> Requirement: Locate all lines with the word "wielu" and copy them out.

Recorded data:
[start]
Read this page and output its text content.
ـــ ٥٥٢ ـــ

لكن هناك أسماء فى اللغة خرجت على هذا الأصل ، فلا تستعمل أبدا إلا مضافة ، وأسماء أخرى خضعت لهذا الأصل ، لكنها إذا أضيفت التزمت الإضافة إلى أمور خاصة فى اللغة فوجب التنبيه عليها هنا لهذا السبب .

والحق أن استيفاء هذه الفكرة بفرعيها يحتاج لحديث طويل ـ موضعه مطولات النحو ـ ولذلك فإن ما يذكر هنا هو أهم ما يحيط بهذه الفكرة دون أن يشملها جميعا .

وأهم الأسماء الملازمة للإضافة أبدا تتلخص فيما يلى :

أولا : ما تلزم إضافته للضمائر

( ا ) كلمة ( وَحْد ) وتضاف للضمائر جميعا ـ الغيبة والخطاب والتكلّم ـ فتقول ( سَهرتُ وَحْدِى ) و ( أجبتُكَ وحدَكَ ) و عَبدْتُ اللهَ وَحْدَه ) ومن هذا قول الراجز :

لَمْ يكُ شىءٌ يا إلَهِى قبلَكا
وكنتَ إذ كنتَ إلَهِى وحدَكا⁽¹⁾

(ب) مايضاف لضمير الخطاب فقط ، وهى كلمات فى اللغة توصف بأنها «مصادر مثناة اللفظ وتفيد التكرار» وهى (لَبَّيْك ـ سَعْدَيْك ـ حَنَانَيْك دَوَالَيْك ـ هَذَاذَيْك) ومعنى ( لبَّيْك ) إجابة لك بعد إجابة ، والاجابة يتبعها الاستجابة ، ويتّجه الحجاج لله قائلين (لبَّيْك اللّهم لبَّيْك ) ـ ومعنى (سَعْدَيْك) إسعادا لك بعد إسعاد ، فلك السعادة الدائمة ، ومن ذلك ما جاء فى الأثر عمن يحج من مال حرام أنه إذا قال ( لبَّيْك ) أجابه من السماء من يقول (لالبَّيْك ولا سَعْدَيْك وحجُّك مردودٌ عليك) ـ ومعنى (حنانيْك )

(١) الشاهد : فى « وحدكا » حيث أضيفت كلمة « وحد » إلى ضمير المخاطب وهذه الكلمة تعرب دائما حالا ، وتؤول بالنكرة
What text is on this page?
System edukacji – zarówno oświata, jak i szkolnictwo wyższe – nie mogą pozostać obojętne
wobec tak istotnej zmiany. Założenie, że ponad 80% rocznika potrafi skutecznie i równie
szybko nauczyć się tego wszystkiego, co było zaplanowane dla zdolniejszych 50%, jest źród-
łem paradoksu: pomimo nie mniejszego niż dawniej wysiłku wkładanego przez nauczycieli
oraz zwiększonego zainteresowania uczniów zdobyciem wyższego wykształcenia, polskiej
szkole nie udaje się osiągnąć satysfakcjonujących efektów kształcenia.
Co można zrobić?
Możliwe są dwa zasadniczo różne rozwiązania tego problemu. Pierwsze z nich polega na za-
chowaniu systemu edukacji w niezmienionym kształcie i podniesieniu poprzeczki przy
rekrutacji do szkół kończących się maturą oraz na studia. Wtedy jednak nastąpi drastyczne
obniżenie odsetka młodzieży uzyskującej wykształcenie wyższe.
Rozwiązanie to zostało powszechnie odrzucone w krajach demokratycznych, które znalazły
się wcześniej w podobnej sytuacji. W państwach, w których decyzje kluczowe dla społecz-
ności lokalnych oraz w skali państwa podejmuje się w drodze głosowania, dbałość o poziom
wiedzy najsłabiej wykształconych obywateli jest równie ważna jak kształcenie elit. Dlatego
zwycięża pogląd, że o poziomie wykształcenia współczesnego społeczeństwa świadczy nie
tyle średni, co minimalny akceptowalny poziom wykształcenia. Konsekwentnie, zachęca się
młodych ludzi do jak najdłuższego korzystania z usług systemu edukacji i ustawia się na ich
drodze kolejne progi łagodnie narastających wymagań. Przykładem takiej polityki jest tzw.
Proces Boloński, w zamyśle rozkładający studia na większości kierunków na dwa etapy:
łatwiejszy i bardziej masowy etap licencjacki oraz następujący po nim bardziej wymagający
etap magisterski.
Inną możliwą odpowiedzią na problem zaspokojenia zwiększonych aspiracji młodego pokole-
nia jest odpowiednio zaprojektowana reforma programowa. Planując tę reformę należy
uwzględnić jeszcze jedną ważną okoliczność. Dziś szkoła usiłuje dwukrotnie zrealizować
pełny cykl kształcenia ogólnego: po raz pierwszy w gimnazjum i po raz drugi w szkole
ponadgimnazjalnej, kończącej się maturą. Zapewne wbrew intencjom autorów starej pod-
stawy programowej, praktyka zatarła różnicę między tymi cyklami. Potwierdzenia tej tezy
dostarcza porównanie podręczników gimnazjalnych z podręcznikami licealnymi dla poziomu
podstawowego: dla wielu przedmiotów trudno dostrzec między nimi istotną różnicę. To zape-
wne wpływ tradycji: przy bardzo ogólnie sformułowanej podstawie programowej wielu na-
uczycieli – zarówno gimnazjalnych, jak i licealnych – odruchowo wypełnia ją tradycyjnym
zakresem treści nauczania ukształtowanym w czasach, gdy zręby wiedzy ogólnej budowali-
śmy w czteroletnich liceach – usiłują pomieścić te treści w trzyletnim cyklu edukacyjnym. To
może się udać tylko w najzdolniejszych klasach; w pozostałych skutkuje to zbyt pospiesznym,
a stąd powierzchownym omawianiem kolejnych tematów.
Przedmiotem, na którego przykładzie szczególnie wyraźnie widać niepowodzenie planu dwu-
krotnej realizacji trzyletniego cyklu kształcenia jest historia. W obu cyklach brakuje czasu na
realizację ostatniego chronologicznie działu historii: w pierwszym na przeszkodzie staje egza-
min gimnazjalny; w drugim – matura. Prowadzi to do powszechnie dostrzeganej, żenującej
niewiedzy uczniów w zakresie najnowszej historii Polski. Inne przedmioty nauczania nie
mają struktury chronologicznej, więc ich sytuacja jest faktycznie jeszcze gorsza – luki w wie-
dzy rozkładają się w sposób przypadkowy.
[end]
> Correct response:
podstawowego: dla wielu przedmiotów trudno dostrzec między nimi istotną różnicę. To zape-
wne wpływ tradycji: przy bardzo ogólnie sformułowanej podstawie programowej wielu na-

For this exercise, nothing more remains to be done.